- **What the exercise asks**
Write each line out exactly, leaving none out.

[BEGIN Given data]

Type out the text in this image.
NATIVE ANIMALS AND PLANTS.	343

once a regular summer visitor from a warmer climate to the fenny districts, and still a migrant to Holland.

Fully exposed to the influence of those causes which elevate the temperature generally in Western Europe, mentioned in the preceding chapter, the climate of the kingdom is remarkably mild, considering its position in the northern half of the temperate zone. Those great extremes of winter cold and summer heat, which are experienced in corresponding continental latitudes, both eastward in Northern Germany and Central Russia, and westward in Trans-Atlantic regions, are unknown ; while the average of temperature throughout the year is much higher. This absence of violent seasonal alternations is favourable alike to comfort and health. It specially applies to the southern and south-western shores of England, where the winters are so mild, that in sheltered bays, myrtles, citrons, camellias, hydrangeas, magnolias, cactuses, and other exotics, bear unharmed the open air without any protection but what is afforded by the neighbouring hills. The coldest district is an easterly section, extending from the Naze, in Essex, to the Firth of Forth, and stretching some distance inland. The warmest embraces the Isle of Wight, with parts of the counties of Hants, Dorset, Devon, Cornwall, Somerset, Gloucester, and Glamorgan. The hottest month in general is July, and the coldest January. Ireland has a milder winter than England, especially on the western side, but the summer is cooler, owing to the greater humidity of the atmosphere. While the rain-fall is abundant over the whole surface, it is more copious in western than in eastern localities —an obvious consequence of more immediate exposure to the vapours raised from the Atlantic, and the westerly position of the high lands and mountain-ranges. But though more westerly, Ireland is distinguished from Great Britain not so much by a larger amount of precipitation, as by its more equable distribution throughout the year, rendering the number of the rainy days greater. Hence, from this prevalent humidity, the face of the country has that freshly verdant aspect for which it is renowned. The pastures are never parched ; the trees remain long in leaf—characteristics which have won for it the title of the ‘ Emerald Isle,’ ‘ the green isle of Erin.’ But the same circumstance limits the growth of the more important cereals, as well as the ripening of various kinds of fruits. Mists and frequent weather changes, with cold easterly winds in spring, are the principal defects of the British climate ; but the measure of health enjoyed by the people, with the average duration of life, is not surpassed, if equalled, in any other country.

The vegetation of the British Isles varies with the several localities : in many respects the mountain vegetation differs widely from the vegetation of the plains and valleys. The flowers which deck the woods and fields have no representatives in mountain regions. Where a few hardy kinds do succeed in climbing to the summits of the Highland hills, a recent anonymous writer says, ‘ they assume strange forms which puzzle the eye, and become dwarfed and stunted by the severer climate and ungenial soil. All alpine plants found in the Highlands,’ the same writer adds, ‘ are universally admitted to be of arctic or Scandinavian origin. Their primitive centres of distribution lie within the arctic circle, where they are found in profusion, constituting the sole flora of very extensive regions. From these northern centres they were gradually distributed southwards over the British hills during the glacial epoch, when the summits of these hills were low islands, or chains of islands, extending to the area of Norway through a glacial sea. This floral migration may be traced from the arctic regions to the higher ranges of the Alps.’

[END Given data]

- **Exercise solution**
Type out the text in this image.
NATIVE ANIMALS AND PLANTS.	343

once a regular summer visitor from a warmer climate to the fenny districts, and still a migrant to Holland.

Fully exposed to the influence of those causes which elevate the temperature generally in Western Europe, mentioned in the preceding chapter, the climate of the kingdom is remarkably mild, considering its position in the northern half of the temperate zone. Those great extremes of winter cold and summer heat, which are experienced in corresponding continental latitudes, both eastward in Northern Germany and Central Russia, and westward in Trans-Atlantic regions, are unknown ; while the average of temperature throughout the year is much higher. This absence of violent seasonal alternations is favourable alike to comfort and health. It specially applies to the southern and south-western shores of England, where the winters are so mild, that in sheltered bays, myrtles, citrons, camellias, hydrangeas, magnolias, cactuses, and other exotics, bear unharmed the open air without any protection but what is afforded by the neighbouring hills. The coldest district is an easterly section, extending from the Naze, in Essex, to the Firth of Forth, and stretching some distance inland. The warmest embraces the Isle of Wight, with parts of the counties of Hants, Dorset, Devon, Cornwall, Somerset, Gloucester, and Glamorgan. The hottest month in general is July, and the coldest January. Ireland has a milder winter than England, especially on the western side, but the summer is cooler, owing to the greater humidity of the atmosphere. While the rain-fall is abundant over the whole surface, it is more copious in western than in eastern localities —an obvious consequence of more immediate exposure to the vapours raised from the Atlantic, and the westerly position of the high lands and mountain-ranges. But though more westerly, Ireland is distinguished from Great Britain not so much by a larger amount of precipitation, as by its more equable distribution throughout the year, rendering the number of the rainy days greater. Hence, from this prevalent humidity, the face of the country has that freshly verdant aspect for which it is renowned. The pastures are never parched ; the trees remain long in leaf—characteristics which have won for it the title of the ‘ Emerald Isle,’ ‘ the green isle of Erin.’ But the same circumstance limits the growth of the more important cereals, as well as the ripening of various kinds of fruits. Mists and frequent weather changes, with cold easterly winds in spring, are the principal defects of the British climate ; but the measure of health enjoyed by the people, with the average duration of life, is not surpassed, if equalled, in any other country.

The vegetation of the British Isles varies with the several localities : in many respects the mountain vegetation differs widely from the vegetation of the plains and valleys. The flowers which deck the woods and fields have no representatives in mountain regions. Where a few hardy kinds do succeed in climbing to the summits of the Highland hills, a recent anonymous writer says, ‘ they assume strange forms which puzzle the eye, and become dwarfed and stunted by the severer climate and ungenial soil. All alpine plants found in the Highlands,’ the same writer adds, ‘ are universally admitted to be of arctic or Scandinavian origin. Their primitive centres of distribution lie within the arctic circle, where they are found in profusion, constituting the sole flora of very extensive regions. From these northern centres they were gradually distributed southwards over the British hills during the glacial epoch, when the summits of these hills were low islands, or chains of islands, extending to the area of Norway through a glacial sea. This floral migration may be traced from the arctic regions to the higher ranges of the Alps.’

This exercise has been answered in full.